**ESTRATTO DELLA PAGINA**
- - -

Sui ragazzi l’attività di misurazione della febbre, già fatta in casa dai genitori, andrà ripetuta anche prima di entrare per mantenere sempre funzionante, grazie anche a un professionista, «l’azione di contenimento e profilassi». Attività che passa tramite i controlli costanti – «fare tamponi una volta ogni 15 giorni» – e la disponibilità abbondante di dispositivi di protezione.
Nelle strutture scolastiche, oltre ai banchi monoposto, si cercano ora spazi convenienti per permettere agli studenti di rispettare il distanziamento sociale. Ma anche così facendo «sarà molto difficile, perché il bimbo ha più facilità a socializzare e ad avvicinarsi – chiarifica Mele – e questo bisogna tenerlo in considerazione. Dunque sarà opportuno agire non solo sulla disposizione delle scuole stesse, ovvero sulle persone che devono essere in aula, ma adottare anche dei criteri di prevenzione nell’abbigliamento dei bambini. Il grembiule, per esempio, è un elemento molto importante, in quanto lavabile insieme alla mascherina e può bloccare la diffusione».
Per ridurre, poi, i falsi allarmi il presidente Simpe prefigura il vaccino anti-influenzale obbligatorio. «Sarebbe opportuno l’obbligo per tutto il corpo docente di fare la vaccinazione anti-influenzale, nonché obbligo per tutti i bambini a settembre, appena ci saranno le dosi disponibili», fa presente.
Quando dovesse verificarsi un caso sospetto di positività a Covid-19 in uno studente, per ora la direzione sembra quella della quarantena obbligatoria per i compagni di classe e per l’insegnante per almeno 15 giorni. Una misura efficace secondo Mele. «Nel momento in cui c’è un bambino positivo, necessariamente ci devono essere degli accorgimenti per 15 giorni, a volte anche 21 giorni – spiega -. La quarantena è indispensabile per capire quanto avrà contagiato il bimbo tra i compagni. L’indice Rt si vede a distanza e non subito. Tenere in quarantena gli altri bimbi permetterà di contenere eventualmente il virus. Se nei 21 giorni nessuno ha contratto il virus, si può tornare tranquillamente in classe».

- - -

**ESTRATTI DEL DATASET**
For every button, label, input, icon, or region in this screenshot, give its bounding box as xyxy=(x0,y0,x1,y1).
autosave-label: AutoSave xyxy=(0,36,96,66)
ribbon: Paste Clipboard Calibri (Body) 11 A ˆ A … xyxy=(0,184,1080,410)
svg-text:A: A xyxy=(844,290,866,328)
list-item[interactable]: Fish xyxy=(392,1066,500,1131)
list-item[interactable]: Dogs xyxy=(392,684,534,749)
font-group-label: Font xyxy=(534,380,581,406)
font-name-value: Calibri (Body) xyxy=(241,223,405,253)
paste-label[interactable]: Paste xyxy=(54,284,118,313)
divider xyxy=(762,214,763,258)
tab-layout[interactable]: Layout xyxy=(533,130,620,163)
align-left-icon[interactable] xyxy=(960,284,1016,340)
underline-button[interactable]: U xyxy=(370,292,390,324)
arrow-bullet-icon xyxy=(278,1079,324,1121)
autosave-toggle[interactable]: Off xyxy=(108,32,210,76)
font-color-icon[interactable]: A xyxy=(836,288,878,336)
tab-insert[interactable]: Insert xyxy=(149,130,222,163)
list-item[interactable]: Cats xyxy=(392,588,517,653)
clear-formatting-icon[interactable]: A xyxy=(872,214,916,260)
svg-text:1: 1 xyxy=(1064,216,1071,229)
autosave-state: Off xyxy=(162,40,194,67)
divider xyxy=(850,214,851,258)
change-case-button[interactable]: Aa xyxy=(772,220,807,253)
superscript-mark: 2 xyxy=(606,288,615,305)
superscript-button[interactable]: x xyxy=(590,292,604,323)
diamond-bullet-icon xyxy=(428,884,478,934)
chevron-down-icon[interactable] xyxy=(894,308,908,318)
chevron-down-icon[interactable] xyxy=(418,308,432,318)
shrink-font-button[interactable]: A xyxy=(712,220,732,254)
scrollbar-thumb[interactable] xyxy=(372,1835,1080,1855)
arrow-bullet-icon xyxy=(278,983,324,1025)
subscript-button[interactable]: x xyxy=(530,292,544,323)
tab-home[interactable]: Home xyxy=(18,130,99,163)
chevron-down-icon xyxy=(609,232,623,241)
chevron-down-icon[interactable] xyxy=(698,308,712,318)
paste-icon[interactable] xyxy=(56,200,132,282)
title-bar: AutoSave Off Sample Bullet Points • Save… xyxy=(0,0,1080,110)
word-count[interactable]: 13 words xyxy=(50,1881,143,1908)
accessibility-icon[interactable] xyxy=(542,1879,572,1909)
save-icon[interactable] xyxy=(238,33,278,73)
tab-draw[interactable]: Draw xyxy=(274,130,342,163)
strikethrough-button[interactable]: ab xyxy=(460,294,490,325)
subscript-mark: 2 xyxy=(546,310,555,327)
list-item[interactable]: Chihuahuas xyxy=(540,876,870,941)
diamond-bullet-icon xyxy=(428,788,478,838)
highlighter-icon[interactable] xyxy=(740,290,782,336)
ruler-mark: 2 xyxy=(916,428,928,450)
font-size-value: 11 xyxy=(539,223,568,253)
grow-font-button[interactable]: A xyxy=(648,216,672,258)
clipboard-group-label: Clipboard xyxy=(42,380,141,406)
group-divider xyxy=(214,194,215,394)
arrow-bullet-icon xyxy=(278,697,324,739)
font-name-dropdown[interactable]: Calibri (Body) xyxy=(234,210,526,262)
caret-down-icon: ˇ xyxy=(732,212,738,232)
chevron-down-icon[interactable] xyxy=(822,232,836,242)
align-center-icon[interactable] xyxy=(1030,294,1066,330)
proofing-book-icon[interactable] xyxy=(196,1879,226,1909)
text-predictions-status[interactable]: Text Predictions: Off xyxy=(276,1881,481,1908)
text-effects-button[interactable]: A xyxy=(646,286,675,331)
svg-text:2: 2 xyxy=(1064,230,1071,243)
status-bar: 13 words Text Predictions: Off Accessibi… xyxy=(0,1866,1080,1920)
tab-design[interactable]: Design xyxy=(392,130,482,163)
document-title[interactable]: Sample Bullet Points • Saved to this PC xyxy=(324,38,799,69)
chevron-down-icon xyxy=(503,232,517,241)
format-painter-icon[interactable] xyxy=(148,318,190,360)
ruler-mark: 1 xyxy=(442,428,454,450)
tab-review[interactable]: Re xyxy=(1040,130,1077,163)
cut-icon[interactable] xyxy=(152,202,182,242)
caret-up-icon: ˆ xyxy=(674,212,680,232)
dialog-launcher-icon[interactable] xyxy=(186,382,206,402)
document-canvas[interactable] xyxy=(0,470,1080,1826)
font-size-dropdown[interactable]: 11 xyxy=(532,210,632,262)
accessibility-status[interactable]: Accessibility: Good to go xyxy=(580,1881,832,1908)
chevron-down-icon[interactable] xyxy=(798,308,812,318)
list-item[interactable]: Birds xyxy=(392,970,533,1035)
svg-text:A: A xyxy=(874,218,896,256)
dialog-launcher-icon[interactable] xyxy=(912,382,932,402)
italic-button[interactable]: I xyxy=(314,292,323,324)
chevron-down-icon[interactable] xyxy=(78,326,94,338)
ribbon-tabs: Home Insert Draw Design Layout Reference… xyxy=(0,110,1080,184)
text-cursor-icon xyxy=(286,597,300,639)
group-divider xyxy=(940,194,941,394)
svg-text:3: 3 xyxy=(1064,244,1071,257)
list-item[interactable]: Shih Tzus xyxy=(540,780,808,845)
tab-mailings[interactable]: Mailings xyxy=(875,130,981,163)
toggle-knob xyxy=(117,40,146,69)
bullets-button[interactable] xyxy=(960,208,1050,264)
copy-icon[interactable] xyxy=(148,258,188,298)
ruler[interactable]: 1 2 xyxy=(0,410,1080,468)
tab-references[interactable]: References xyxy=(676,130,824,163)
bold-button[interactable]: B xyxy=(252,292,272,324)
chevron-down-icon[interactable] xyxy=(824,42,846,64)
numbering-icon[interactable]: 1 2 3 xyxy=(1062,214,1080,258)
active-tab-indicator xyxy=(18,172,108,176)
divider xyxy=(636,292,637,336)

- - -

**CONSEGNA**
Prosegui l'estratto della pagina sulle misure anti-Covid nelle scuole, riprendendo subito dopo la sua ultima frase.

**RISPOSTA SCRITTA**
Per farlo, però, è essenziale che i focolai in Italia siano sotto controllo. Anche per questo il governo ha adottato nuove misure immediate che reintroducono le mascherine obbligatorie all’aperto dopo le 18 e ordinano la chiusura delle discoteche. «La chiusura ha una sua logica – per Mele -, in una discoteca il contatto è continuo e il ritmo stesso respiratorio aumenta, quindi è più facile contrarre il virus». Ora però i controlli vanno rafforzati più che mai. In ballo – è proprio il caso di dirlo – potrebbe esserci la scuola.
Riaprire le scuole subito con qualche rischio? «La risposta – insiste il presidente Mele – deve essere legata a quanto il virus sta circolando e questo è il problema serio. Si sa che il virus circola sette volte di più tra i bambini piccoli, anche se con manifestazioni cliniche assenti o paucisintomatiche».
«Le priorità – conclude – devono essere siero-diagnosi e tamponi obbligatori, nonché vaccinazione anti-influenzale per tutti. Con queste l’apertura potrebbe avere meno rischi. Per noi di Simpe il pediatra di comunità è fondamentale, che fa lo screening del plesso scolastico e che adotta in maniera rigorosa le misure precauzionali. Questo darebbe molte più garanzie e questo dovrebbe pretendere la gente».